| GIVEN DATA |
════════

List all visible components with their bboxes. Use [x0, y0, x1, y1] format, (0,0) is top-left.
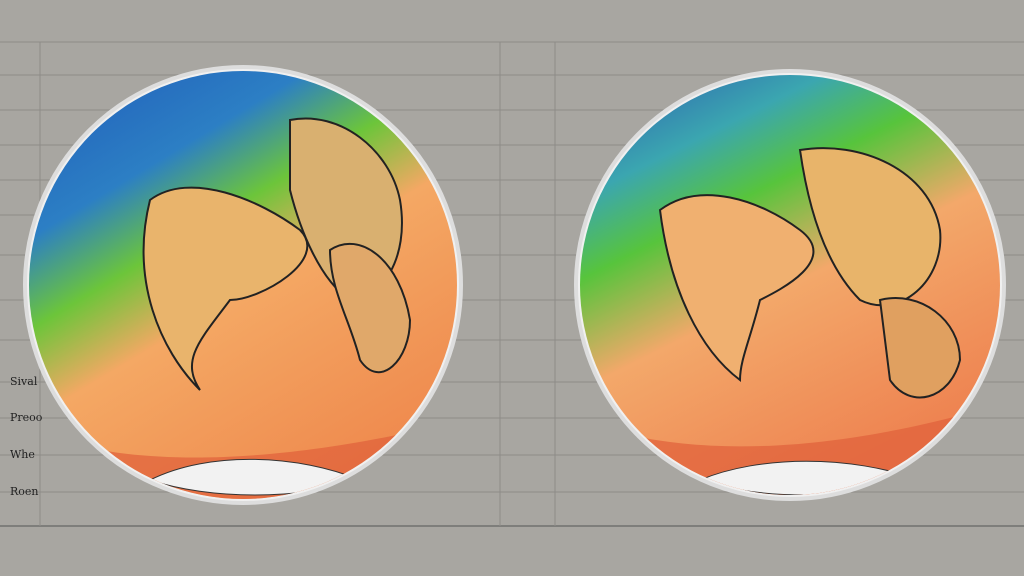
- side-label: Roen: [10, 485, 39, 498]
- side-label: Whe: [10, 448, 35, 461]
- side-label: Preoo: [10, 411, 43, 424]
- side-label: Sival: [10, 375, 38, 388]
- left-globe: [23, 65, 463, 505]
- right-globe: [574, 69, 1006, 501]
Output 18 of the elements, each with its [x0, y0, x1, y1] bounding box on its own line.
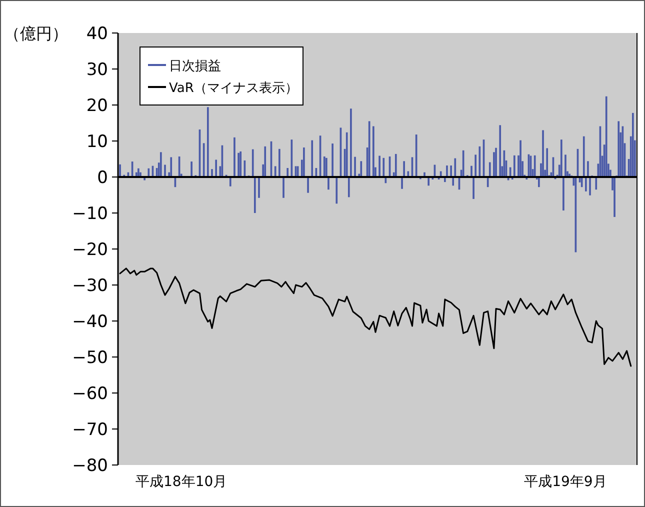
y-tick-label: −10 — [72, 204, 108, 224]
y-tick-label: 10 — [86, 132, 108, 152]
x-tick-label: 平成18年10月 — [136, 474, 228, 490]
y-tick-label: −40 — [72, 312, 108, 332]
y-tick-label: −80 — [72, 456, 108, 476]
legend-label: VaR（マイナス表示） — [169, 81, 298, 96]
x-tick-label: 平成19年9月 — [524, 474, 607, 490]
y-tick-label: −30 — [72, 276, 108, 296]
y-tick-label: 0 — [97, 168, 108, 188]
y-tick-label: 30 — [86, 60, 108, 80]
y-tick-label: 20 — [86, 96, 108, 116]
legend-label: 日次損益 — [169, 59, 221, 74]
y-tick-label: −60 — [72, 384, 108, 404]
y-tick-label: −70 — [72, 420, 108, 440]
y-tick-label: 40 — [86, 24, 108, 44]
y-tick-label: −20 — [72, 240, 108, 260]
y-tick-label: −50 — [72, 348, 108, 368]
y-axis-title: （億円） — [4, 24, 68, 43]
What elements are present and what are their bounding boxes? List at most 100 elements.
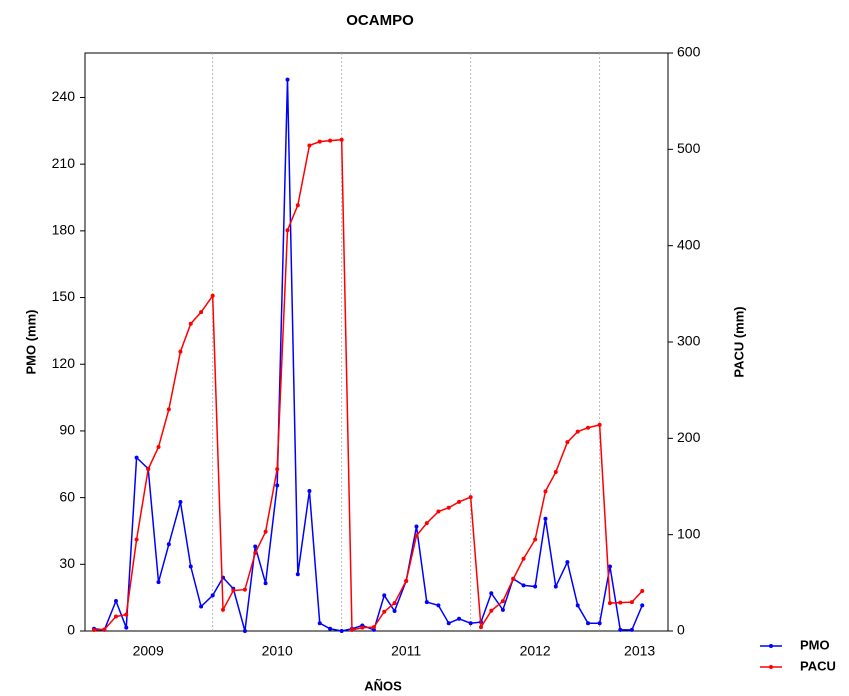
series xyxy=(92,77,645,633)
point xyxy=(500,607,505,612)
point xyxy=(446,505,451,510)
point xyxy=(446,621,451,626)
point xyxy=(156,445,161,450)
point xyxy=(629,600,634,605)
point xyxy=(166,542,171,547)
point xyxy=(285,77,290,82)
legend-marker xyxy=(769,644,773,648)
y-tick-label: 180 xyxy=(52,222,76,238)
point xyxy=(307,143,312,148)
plot-frame xyxy=(84,52,669,632)
point xyxy=(178,349,183,354)
y2-tick-label: 300 xyxy=(677,333,701,349)
point xyxy=(618,627,623,632)
point xyxy=(156,580,161,585)
point xyxy=(295,572,300,577)
y-tick-label: 150 xyxy=(52,288,76,304)
x-axis-label: AÑOS xyxy=(364,678,402,693)
x-tick-label: 2011 xyxy=(391,643,421,659)
point xyxy=(253,544,258,549)
point xyxy=(166,407,171,412)
point xyxy=(586,425,591,430)
point xyxy=(285,228,290,233)
point xyxy=(371,627,376,632)
point xyxy=(607,601,612,606)
y2-tick-label: 400 xyxy=(677,236,701,252)
point xyxy=(188,564,193,569)
point xyxy=(317,621,322,626)
point xyxy=(178,500,183,505)
point xyxy=(618,600,623,605)
point xyxy=(392,601,397,606)
point xyxy=(404,578,409,583)
point xyxy=(210,293,215,298)
point xyxy=(565,560,570,565)
point xyxy=(231,588,236,593)
series-line xyxy=(93,79,643,632)
point xyxy=(543,489,548,494)
point xyxy=(339,137,344,142)
point xyxy=(586,621,591,626)
y-tick-label: 210 xyxy=(52,155,76,171)
y2-tick-label: 200 xyxy=(677,429,701,445)
point xyxy=(597,621,602,626)
point xyxy=(124,625,129,630)
y2-axis-label: PACU (mm) xyxy=(731,306,746,377)
point xyxy=(629,627,634,632)
point xyxy=(607,564,612,569)
point xyxy=(328,138,333,143)
point xyxy=(489,608,494,613)
series xyxy=(92,137,645,633)
chart-title: OCAMPO xyxy=(346,12,414,29)
point xyxy=(553,584,558,589)
point xyxy=(382,609,387,614)
point xyxy=(295,203,300,208)
point xyxy=(317,139,322,144)
point xyxy=(199,310,204,315)
point xyxy=(521,556,526,561)
point xyxy=(263,529,268,534)
point xyxy=(199,604,204,609)
point xyxy=(436,509,441,514)
point xyxy=(533,537,538,542)
y-tick-label: 0 xyxy=(67,622,75,638)
point xyxy=(263,581,268,586)
point xyxy=(188,321,193,326)
point xyxy=(575,429,580,434)
point xyxy=(392,608,397,613)
point xyxy=(468,621,473,626)
y2-tick-label: 100 xyxy=(677,525,701,541)
point xyxy=(349,628,354,633)
point xyxy=(113,598,118,603)
point xyxy=(275,467,280,472)
point xyxy=(339,629,344,633)
point xyxy=(221,607,226,612)
x-tick-label: 2009 xyxy=(133,643,164,659)
point xyxy=(102,627,107,632)
point xyxy=(597,422,602,427)
point xyxy=(113,614,118,619)
point xyxy=(533,584,538,589)
y-axis-label: PMO (mm) xyxy=(23,310,38,375)
x-tick-label: 2012 xyxy=(520,643,551,659)
point xyxy=(242,629,247,633)
y-tick-label: 60 xyxy=(59,488,75,504)
point xyxy=(500,599,505,604)
point xyxy=(511,576,516,581)
point xyxy=(371,625,376,630)
point xyxy=(424,521,429,526)
point xyxy=(565,440,570,445)
point xyxy=(360,625,365,630)
point xyxy=(92,628,97,633)
point xyxy=(414,524,419,529)
point xyxy=(382,593,387,598)
point xyxy=(146,467,151,472)
x-tick-label: 2010 xyxy=(262,643,293,659)
point xyxy=(640,589,645,594)
point xyxy=(478,625,483,630)
point xyxy=(253,550,258,555)
point xyxy=(307,488,312,493)
y-tick-label: 240 xyxy=(52,88,76,104)
point xyxy=(242,587,247,592)
point xyxy=(489,591,494,596)
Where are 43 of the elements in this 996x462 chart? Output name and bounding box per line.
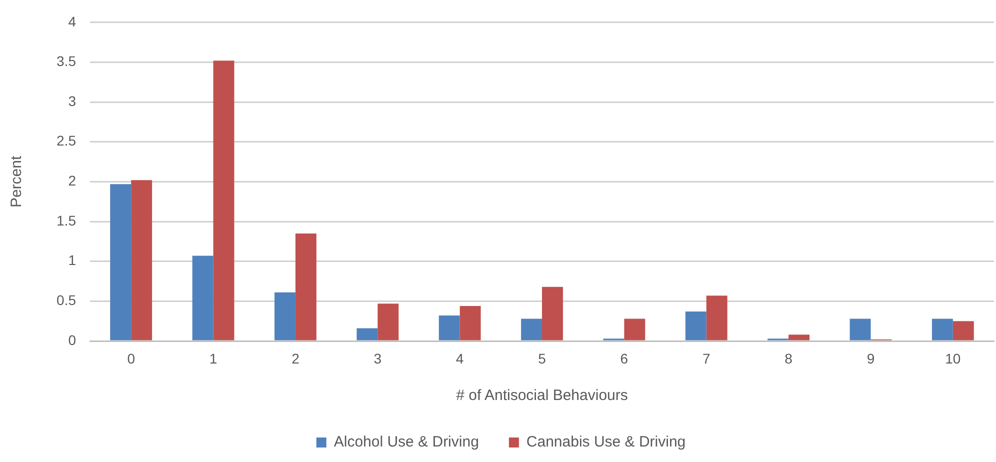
x-tick-label: 4	[456, 350, 464, 366]
bar	[542, 286, 563, 340]
y-tick-label: 4	[68, 13, 76, 30]
x-tick-label: 8	[784, 350, 793, 366]
bar	[460, 306, 481, 340]
y-tick-label: 1	[68, 252, 76, 268]
y-tick-label: 3	[68, 92, 76, 109]
bar	[378, 304, 399, 340]
bar	[952, 321, 974, 340]
x-tick-label: 10	[945, 350, 961, 366]
x-tick-label: 9	[866, 350, 875, 366]
bar	[274, 292, 296, 340]
x-tick-label: 6	[620, 350, 628, 366]
x-tick-label: 3	[374, 350, 382, 366]
bar	[788, 334, 810, 340]
bar	[213, 60, 234, 340]
bar	[624, 318, 646, 340]
y-tick-label: 0	[68, 332, 76, 348]
bar	[932, 318, 953, 340]
bar	[295, 233, 316, 340]
x-tick-label: 1	[209, 350, 218, 366]
bar	[110, 184, 132, 340]
x-tick-label: 5	[538, 350, 546, 366]
bar	[521, 318, 542, 340]
y-tick-label: 3.5	[56, 53, 76, 70]
bar	[850, 318, 871, 340]
y-axis-title: Percent	[8, 155, 26, 208]
x-axis-title: # of Antisocial Behaviours	[456, 387, 628, 404]
bar	[685, 312, 706, 340]
x-tick-label: 2	[292, 350, 300, 366]
y-tick-label: 1.5	[56, 212, 76, 228]
legend-label: Alcohol Use & Driving	[334, 434, 479, 451]
x-tick-label: 7	[702, 350, 710, 366]
y-tick-label: 0.5	[56, 292, 76, 308]
bar	[192, 256, 214, 340]
bar	[131, 180, 152, 340]
bar	[438, 316, 460, 340]
y-tick-label: 2	[68, 172, 76, 189]
bar	[356, 328, 378, 340]
bar	[706, 296, 728, 340]
legend-label: Cannabis Use & Driving	[526, 434, 686, 451]
x-tick-label: 0	[127, 350, 136, 366]
y-tick-label: 2.5	[56, 132, 76, 149]
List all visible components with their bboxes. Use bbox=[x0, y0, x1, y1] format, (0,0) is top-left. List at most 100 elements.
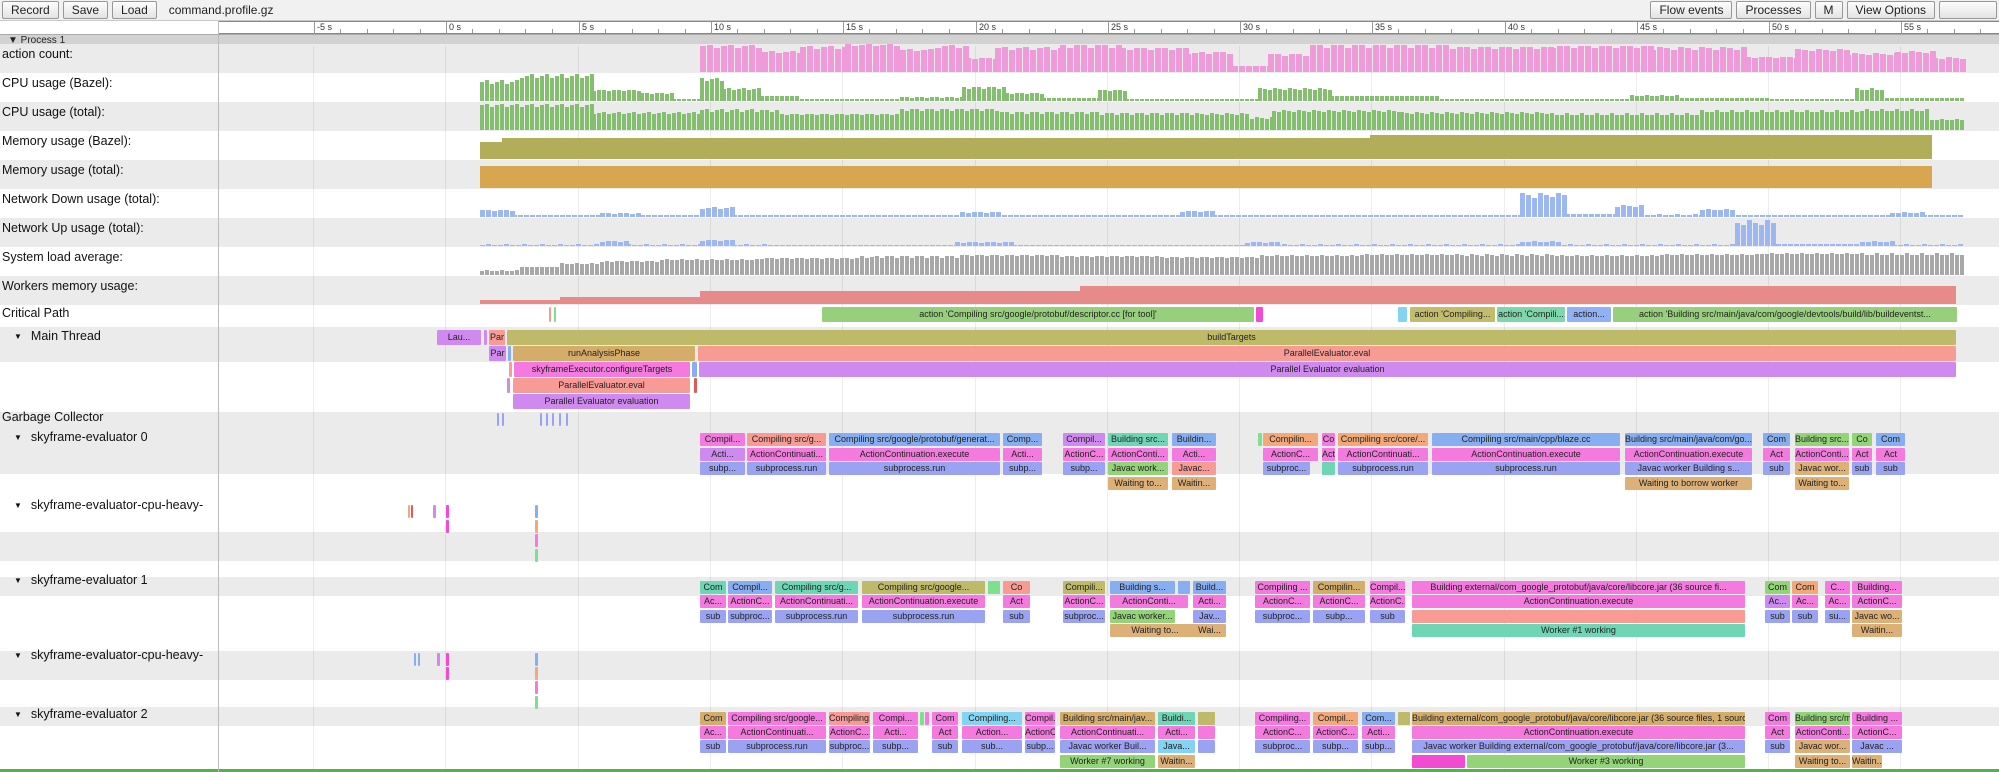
trace-event[interactable]: Waitin... bbox=[1852, 623, 1902, 637]
trace-event-sliver[interactable] bbox=[535, 681, 538, 695]
trace-event-sliver[interactable] bbox=[446, 505, 449, 518]
trace-event[interactable]: C... bbox=[1825, 581, 1850, 594]
trace-event[interactable]: Compilin... bbox=[1313, 581, 1365, 594]
trace-event-sliver[interactable] bbox=[437, 653, 440, 666]
trace-event[interactable]: Compil... bbox=[1025, 712, 1055, 725]
trace-event-sliver[interactable] bbox=[988, 581, 1000, 594]
trace-event-sliver[interactable] bbox=[1412, 754, 1465, 768]
processes-button[interactable]: Processes bbox=[1736, 1, 1811, 19]
trace-event[interactable]: Waitin... bbox=[1172, 477, 1216, 491]
trace-event[interactable]: subproc... bbox=[1255, 609, 1310, 623]
trace-event[interactable]: Building external/com_google_protobuf/ja… bbox=[1412, 581, 1745, 594]
collapse-arrow-icon[interactable]: ▼ bbox=[14, 710, 22, 719]
trace-event[interactable]: ActionContinuation.execute bbox=[1432, 447, 1620, 461]
trace-event[interactable]: Compilin... bbox=[1263, 433, 1318, 446]
metrics-button[interactable]: M bbox=[1814, 1, 1843, 19]
trace-event[interactable]: ActionConti... bbox=[1795, 447, 1849, 461]
trace-event[interactable]: action 'Compili... bbox=[1497, 307, 1565, 322]
trace-event[interactable]: action 'Building src/main/java/com/googl… bbox=[1613, 307, 1957, 322]
trace-event[interactable]: Act bbox=[932, 726, 958, 740]
trace-event[interactable]: Act bbox=[1876, 447, 1905, 461]
trace-event[interactable]: subproc... bbox=[1263, 462, 1310, 476]
trace-event[interactable]: Building src/main/java/com/go... bbox=[1625, 433, 1752, 446]
trace-event-sliver[interactable] bbox=[484, 330, 487, 345]
trace-event[interactable]: Compiling src/google... bbox=[728, 712, 826, 725]
sidebar-item-skyframe-evaluator-0[interactable]: ▼ skyframe-evaluator 0 bbox=[14, 430, 148, 444]
trace-event-sliver[interactable] bbox=[1178, 581, 1190, 594]
trace-event[interactable]: Compiling... bbox=[829, 712, 870, 725]
trace-event[interactable]: subprocess.run bbox=[862, 609, 985, 623]
trace-event[interactable]: Javac wor... bbox=[1795, 740, 1850, 754]
trace-event-sliver[interactable] bbox=[559, 413, 561, 426]
trace-event[interactable]: Waiting to... bbox=[1108, 477, 1168, 491]
trace-event[interactable]: subprocess.run bbox=[1338, 462, 1428, 476]
trace-event[interactable]: Worker #7 working bbox=[1060, 754, 1155, 768]
trace-event[interactable]: Compili... bbox=[1063, 581, 1105, 594]
trace-event[interactable]: Compil... bbox=[1063, 433, 1105, 446]
trace-event[interactable]: sub bbox=[1765, 609, 1790, 623]
trace-event[interactable]: Ac... bbox=[700, 726, 726, 740]
save-button[interactable]: Save bbox=[62, 1, 109, 19]
trace-event[interactable]: Com bbox=[700, 581, 726, 594]
trace-event-sliver[interactable] bbox=[408, 505, 410, 518]
trace-event[interactable]: sub bbox=[1003, 609, 1030, 623]
trace-event-sliver[interactable] bbox=[1412, 609, 1745, 623]
collapse-arrow-icon[interactable]: ▼ bbox=[14, 332, 22, 341]
trace-event[interactable]: Com bbox=[1876, 433, 1905, 446]
trace-event[interactable]: Act bbox=[1765, 726, 1790, 740]
trace-event[interactable]: Lau... bbox=[437, 330, 481, 345]
trace-event-sliver[interactable] bbox=[1258, 433, 1262, 446]
trace-event-sliver[interactable] bbox=[535, 695, 538, 709]
trace-event[interactable]: ActionC... bbox=[728, 595, 772, 609]
trace-event[interactable]: Act bbox=[1852, 447, 1872, 461]
trace-event[interactable]: Worker #3 working bbox=[1467, 754, 1745, 768]
trace-event[interactable]: subprocess.run bbox=[747, 462, 826, 476]
trace-event[interactable]: ActionC... bbox=[1852, 595, 1902, 609]
sidebar-item-skyframe-evaluator-2[interactable]: ▼ skyframe-evaluator 2 bbox=[14, 707, 148, 721]
trace-event-sliver[interactable] bbox=[502, 413, 504, 426]
trace-event[interactable]: subproc... bbox=[1255, 740, 1310, 754]
trace-event-sliver[interactable] bbox=[1398, 712, 1410, 725]
trace-event[interactable]: Acti... bbox=[700, 447, 745, 461]
trace-event[interactable]: sub bbox=[1765, 740, 1790, 754]
trace-event[interactable]: sub... bbox=[962, 740, 1022, 754]
trace-event[interactable]: Act bbox=[1763, 447, 1790, 461]
trace-event-sliver[interactable] bbox=[535, 519, 538, 533]
trace-event[interactable]: Javac wo... bbox=[1852, 609, 1902, 623]
trace-event[interactable]: sub bbox=[700, 609, 726, 623]
trace-event[interactable]: sub bbox=[1876, 462, 1905, 476]
trace-event[interactable]: Acti... bbox=[1158, 726, 1195, 740]
trace-event[interactable]: ActionC... bbox=[1313, 726, 1358, 740]
trace-event[interactable]: Jav... bbox=[1193, 609, 1226, 623]
trace-event[interactable]: Action... bbox=[962, 726, 1022, 740]
trace-event[interactable]: action 'Compiling src/google/protobuf/de… bbox=[822, 307, 1254, 322]
trace-event[interactable]: Build... bbox=[1193, 581, 1226, 594]
trace-event[interactable]: ActionContinuati... bbox=[1338, 447, 1428, 461]
trace-event-sliver[interactable] bbox=[535, 549, 538, 563]
trace-event[interactable]: sub bbox=[1370, 609, 1405, 623]
trace-event[interactable]: ActionConti... bbox=[1110, 595, 1188, 609]
sidebar-item-skyframe-evaluator-1[interactable]: ▼ skyframe-evaluator 1 bbox=[14, 573, 148, 587]
trace-event[interactable]: ActionC... bbox=[1313, 595, 1365, 609]
trace-event-sliver[interactable] bbox=[554, 307, 556, 322]
trace-event[interactable]: Com bbox=[1763, 433, 1790, 446]
trace-event-sliver[interactable] bbox=[1256, 307, 1263, 322]
sidebar-item-skyframe-evaluator-cpu-heavy[interactable]: ▼ skyframe-evaluator-cpu-heavy- bbox=[14, 648, 203, 662]
trace-event[interactable]: Par bbox=[489, 330, 505, 345]
trace-event[interactable]: Waiting to... bbox=[1110, 623, 1200, 637]
trace-event[interactable]: ActionContinuation.execute bbox=[829, 447, 1000, 461]
trace-event[interactable]: subprocess.run bbox=[775, 609, 858, 623]
trace-event[interactable]: ActionC... bbox=[1255, 726, 1310, 740]
trace-event[interactable]: Com... bbox=[1362, 712, 1395, 725]
trace-event[interactable]: Com bbox=[1765, 712, 1790, 725]
trace-event[interactable]: Acti... bbox=[1172, 447, 1216, 461]
trace-event-sliver[interactable] bbox=[414, 653, 416, 666]
trace-event[interactable]: subp... bbox=[1025, 740, 1055, 754]
sidebar-item-skyframe-evaluator-cpu-heavy[interactable]: ▼ skyframe-evaluator-cpu-heavy- bbox=[14, 498, 203, 512]
trace-event[interactable]: sub bbox=[1763, 462, 1790, 476]
trace-event[interactable]: Par bbox=[489, 346, 506, 361]
trace-event[interactable]: ActionConti... bbox=[1108, 447, 1168, 461]
trace-event[interactable]: ActionContinuati... bbox=[1060, 726, 1155, 740]
trace-event[interactable]: Compil... bbox=[1370, 581, 1405, 594]
trace-event[interactable]: Buildin... bbox=[1172, 433, 1216, 446]
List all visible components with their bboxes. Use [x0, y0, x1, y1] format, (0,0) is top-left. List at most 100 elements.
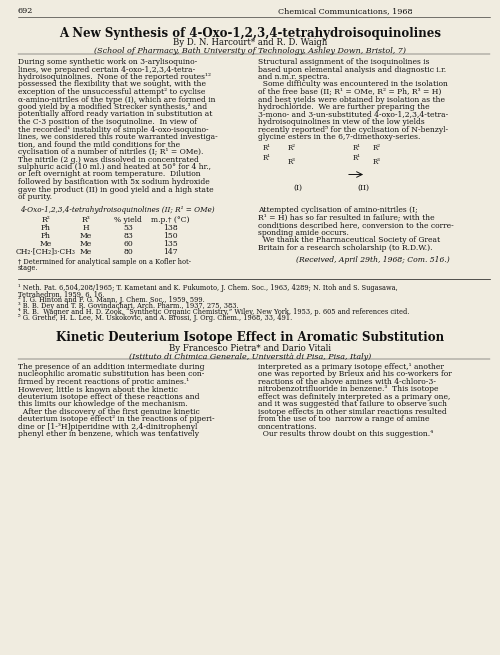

════════

Copy the data verbatim, beginning at the line that contains "series xyxy=(92,77,645,633)" and stopping after the line that contains "plot-frame xyxy=(84,52,669,632)".

| FULL SOLUTION |
series xyxy=(92,77,645,633)
point xyxy=(500,607,505,612)
point xyxy=(446,505,451,510)
point xyxy=(446,621,451,626)
point xyxy=(156,445,161,450)
point xyxy=(629,600,634,605)
point xyxy=(166,542,171,547)
point xyxy=(285,77,290,82)
legend-marker xyxy=(769,644,773,648)
y-tick-label: 180 xyxy=(52,222,76,238)
point xyxy=(307,143,312,148)
plot-frame xyxy=(84,52,669,632)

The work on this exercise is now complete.